Collected data entries

**********

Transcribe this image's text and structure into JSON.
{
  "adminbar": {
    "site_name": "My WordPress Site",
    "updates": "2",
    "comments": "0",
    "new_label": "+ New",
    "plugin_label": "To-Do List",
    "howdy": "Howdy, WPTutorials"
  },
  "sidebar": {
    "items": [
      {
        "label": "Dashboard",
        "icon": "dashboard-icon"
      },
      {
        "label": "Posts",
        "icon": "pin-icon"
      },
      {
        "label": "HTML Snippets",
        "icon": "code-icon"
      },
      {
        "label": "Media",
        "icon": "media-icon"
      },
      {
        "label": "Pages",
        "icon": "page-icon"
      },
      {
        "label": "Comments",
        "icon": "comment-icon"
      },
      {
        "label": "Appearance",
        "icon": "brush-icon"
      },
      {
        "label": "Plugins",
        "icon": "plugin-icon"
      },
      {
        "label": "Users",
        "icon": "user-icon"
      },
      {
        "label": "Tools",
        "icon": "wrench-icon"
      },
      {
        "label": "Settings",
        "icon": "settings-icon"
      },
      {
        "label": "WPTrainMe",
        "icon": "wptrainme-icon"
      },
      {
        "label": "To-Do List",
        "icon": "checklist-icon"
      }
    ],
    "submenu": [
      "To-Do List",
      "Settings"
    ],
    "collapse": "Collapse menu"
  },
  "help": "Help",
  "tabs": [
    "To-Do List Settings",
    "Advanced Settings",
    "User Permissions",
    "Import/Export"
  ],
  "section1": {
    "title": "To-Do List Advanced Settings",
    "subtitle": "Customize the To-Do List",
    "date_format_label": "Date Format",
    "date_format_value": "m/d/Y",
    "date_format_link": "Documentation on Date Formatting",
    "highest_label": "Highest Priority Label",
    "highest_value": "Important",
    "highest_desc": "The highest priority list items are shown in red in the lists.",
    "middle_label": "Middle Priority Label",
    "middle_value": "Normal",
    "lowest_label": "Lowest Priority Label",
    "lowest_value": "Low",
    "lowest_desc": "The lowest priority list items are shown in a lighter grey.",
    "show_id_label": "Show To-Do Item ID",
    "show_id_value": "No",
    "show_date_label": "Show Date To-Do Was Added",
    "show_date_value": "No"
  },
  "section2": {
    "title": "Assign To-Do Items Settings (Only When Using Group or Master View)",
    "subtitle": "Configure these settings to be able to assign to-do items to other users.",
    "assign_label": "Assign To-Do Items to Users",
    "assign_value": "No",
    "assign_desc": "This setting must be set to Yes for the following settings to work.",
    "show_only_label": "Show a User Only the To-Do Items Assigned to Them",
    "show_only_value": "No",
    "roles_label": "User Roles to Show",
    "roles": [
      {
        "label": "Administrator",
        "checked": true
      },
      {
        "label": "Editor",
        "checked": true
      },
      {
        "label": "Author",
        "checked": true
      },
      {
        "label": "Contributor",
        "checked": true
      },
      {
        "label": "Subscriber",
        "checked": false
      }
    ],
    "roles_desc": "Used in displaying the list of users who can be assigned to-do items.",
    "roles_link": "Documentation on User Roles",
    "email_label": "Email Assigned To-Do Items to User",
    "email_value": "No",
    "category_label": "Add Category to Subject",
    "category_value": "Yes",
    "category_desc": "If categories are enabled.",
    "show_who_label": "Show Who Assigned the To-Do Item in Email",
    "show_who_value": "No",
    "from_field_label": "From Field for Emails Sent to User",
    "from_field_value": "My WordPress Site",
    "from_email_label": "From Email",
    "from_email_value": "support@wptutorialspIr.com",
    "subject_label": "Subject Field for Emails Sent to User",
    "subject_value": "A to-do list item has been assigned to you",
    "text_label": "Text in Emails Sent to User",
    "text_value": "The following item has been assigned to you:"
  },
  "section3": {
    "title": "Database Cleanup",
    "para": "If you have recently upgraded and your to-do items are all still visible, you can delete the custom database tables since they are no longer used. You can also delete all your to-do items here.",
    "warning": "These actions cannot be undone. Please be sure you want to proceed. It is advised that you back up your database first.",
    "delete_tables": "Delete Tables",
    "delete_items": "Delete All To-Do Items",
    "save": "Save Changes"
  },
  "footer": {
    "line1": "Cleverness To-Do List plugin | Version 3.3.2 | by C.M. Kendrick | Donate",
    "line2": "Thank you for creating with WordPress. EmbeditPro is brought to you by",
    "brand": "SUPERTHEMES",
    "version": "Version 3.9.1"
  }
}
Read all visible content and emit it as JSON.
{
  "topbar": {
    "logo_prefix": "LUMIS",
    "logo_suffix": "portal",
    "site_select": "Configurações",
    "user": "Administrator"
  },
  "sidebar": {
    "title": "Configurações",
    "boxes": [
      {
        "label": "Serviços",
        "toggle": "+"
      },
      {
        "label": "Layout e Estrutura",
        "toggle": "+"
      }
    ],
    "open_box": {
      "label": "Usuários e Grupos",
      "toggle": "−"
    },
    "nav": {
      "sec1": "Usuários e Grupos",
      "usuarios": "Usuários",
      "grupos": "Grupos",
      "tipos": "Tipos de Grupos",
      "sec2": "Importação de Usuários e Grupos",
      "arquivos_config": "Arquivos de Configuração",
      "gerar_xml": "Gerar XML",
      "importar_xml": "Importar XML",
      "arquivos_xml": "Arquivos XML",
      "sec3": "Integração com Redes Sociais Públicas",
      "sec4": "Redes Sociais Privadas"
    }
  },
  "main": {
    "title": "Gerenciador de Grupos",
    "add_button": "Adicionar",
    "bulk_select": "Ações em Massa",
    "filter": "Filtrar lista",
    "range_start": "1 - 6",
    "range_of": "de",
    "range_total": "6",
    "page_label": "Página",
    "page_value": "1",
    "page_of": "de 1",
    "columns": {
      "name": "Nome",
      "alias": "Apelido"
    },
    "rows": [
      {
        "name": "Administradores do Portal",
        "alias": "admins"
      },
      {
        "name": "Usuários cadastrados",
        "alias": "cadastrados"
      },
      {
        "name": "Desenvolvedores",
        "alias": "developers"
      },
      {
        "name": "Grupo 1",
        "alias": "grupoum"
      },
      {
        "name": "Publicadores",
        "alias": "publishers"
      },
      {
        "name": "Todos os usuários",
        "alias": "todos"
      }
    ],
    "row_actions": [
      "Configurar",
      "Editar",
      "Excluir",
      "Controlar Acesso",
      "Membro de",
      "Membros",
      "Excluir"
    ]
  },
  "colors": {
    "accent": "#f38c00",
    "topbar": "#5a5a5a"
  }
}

**********

## [INSTRUCTIONS TO FOLLOW]
Which lines in the records above contain the string "your"? Copy each one.

## [FULL SOLUTION]
    "para": "If you have recently upgraded and your to-do items are all still visible, you can delete the custom database tables since they are no longer used. You can also delete all your to-do items here.",
    "warning": "These actions cannot be undone. Please be sure you want to proceed. It is advised that you back up your database first.",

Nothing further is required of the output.